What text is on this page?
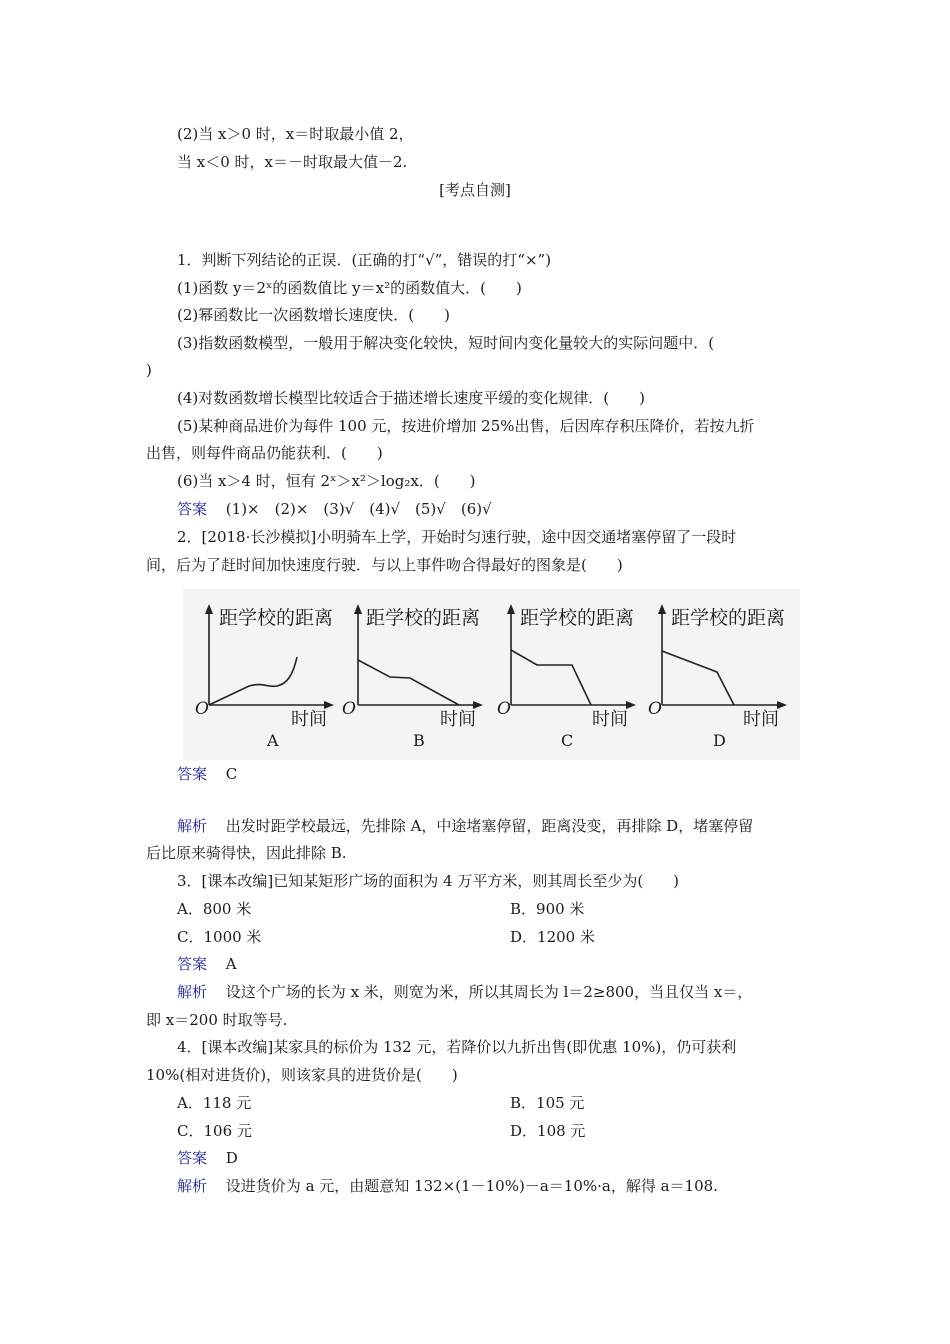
(2)当 x＞0 时，x＝时取最小值 2，
当 x＜0 时，x＝－时取最大值－2.
[考点自测]
1．判断下列结论的正误．(正确的打“√”，错误的打“×”)
(1)函数 y＝2ˣ的函数值比 y＝x²的函数值大．(　　)
(2)幂函数比一次函数增长速度快．(　　)
(3)指数函数模型，一般用于解决变化较快，短时间内变化量较大的实际问题中．(
)
(4)对数函数增长模型比较适合于描述增长速度平缓的变化规律．(　　)
(5)某种商品进价为每件 100 元，按进价增加 25%出售，后因库存积压降价，若按九折
出售，则每件商品仍能获利．(　　)
(6)当 x＞4 时，恒有 2ˣ＞x²＞log₂x．(　　)
答案 (1)×　(2)×　(3)√　(4)√　(5)√　(6)√
2．[2018·长沙模拟]小明骑车上学，开始时匀速行驶，途中因交通堵塞停留了一段时
间，后为了赶时间加快速度行驶．与以上事件吻合得最好的图象是(　　)
距学校的距离
O	时间
A
距学校的距离
O	时间
B
距学校的距离
O	时间
C
距学校的距离
O	时间
D
答案 C
解析 出发时距学校最远，先排除 A，中途堵塞停留，距离没变，再排除 D，堵塞停留
后比原来骑得快，因此排除 B.
3．[课本改编]已知某矩形广场的面积为 4 万平方米，则其周长至少为(　　)
A．800 米	B．900 米
C．1000 米	D．1200 米
答案 A
解析 设这个广场的长为 x 米，则宽为米，所以其周长为 l＝2≥800，当且仅当 x＝，
即 x＝200 时取等号.
4．[课本改编]某家具的标价为 132 元，若降价以九折出售(即优惠 10%)，仍可获利
10%(相对进货价)，则该家具的进货价是(　　)
A．118 元	B．105 元
C．106 元	D．108 元
答案 D
解析 设进货价为 a 元，由题意知 132×(1－10%)－a＝10%·a，解得 a＝108.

+ + + + + + +

### Task description
Each entry should be repeated exactly as it appears; the pictures stay out.

### Answer
What text is on this page?
(2)当 x＞0 时，x＝时取最小值 2，
当 x＜0 时，x＝－时取最大值－2.
[考点自测]
1．判断下列结论的正误．(正确的打“√”，错误的打“×”)
(1)函数 y＝2ˣ的函数值比 y＝x²的函数值大．(　　)
(2)幂函数比一次函数增长速度快．(　　)
(3)指数函数模型，一般用于解决变化较快，短时间内变化量较大的实际问题中．(
)
(4)对数函数增长模型比较适合于描述增长速度平缓的变化规律．(　　)
(5)某种商品进价为每件 100 元，按进价增加 25%出售，后因库存积压降价，若按九折
出售，则每件商品仍能获利．(　　)
(6)当 x＞4 时，恒有 2ˣ＞x²＞log₂x．(　　)
答案 (1)×　(2)×　(3)√　(4)√　(5)√　(6)√
2．[2018·长沙模拟]小明骑车上学，开始时匀速行驶，途中因交通堵塞停留了一段时
间，后为了赶时间加快速度行驶．与以上事件吻合得最好的图象是(　　)
距学校的距离
O	时间
A
距学校的距离
O	时间
B
距学校的距离
O	时间
C
距学校的距离
O	时间
D
答案 C
解析 出发时距学校最远，先排除 A，中途堵塞停留，距离没变，再排除 D，堵塞停留
后比原来骑得快，因此排除 B.
3．[课本改编]已知某矩形广场的面积为 4 万平方米，则其周长至少为(　　)
A．800 米	B．900 米
C．1000 米	D．1200 米
答案 A
解析 设这个广场的长为 x 米，则宽为米，所以其周长为 l＝2≥800，当且仅当 x＝，
即 x＝200 时取等号.
4．[课本改编]某家具的标价为 132 元，若降价以九折出售(即优惠 10%)，仍可获利
10%(相对进货价)，则该家具的进货价是(　　)
A．118 元	B．105 元
C．106 元	D．108 元
答案 D
解析 设进货价为 a 元，由题意知 132×(1－10%)－a＝10%·a，解得 a＝108.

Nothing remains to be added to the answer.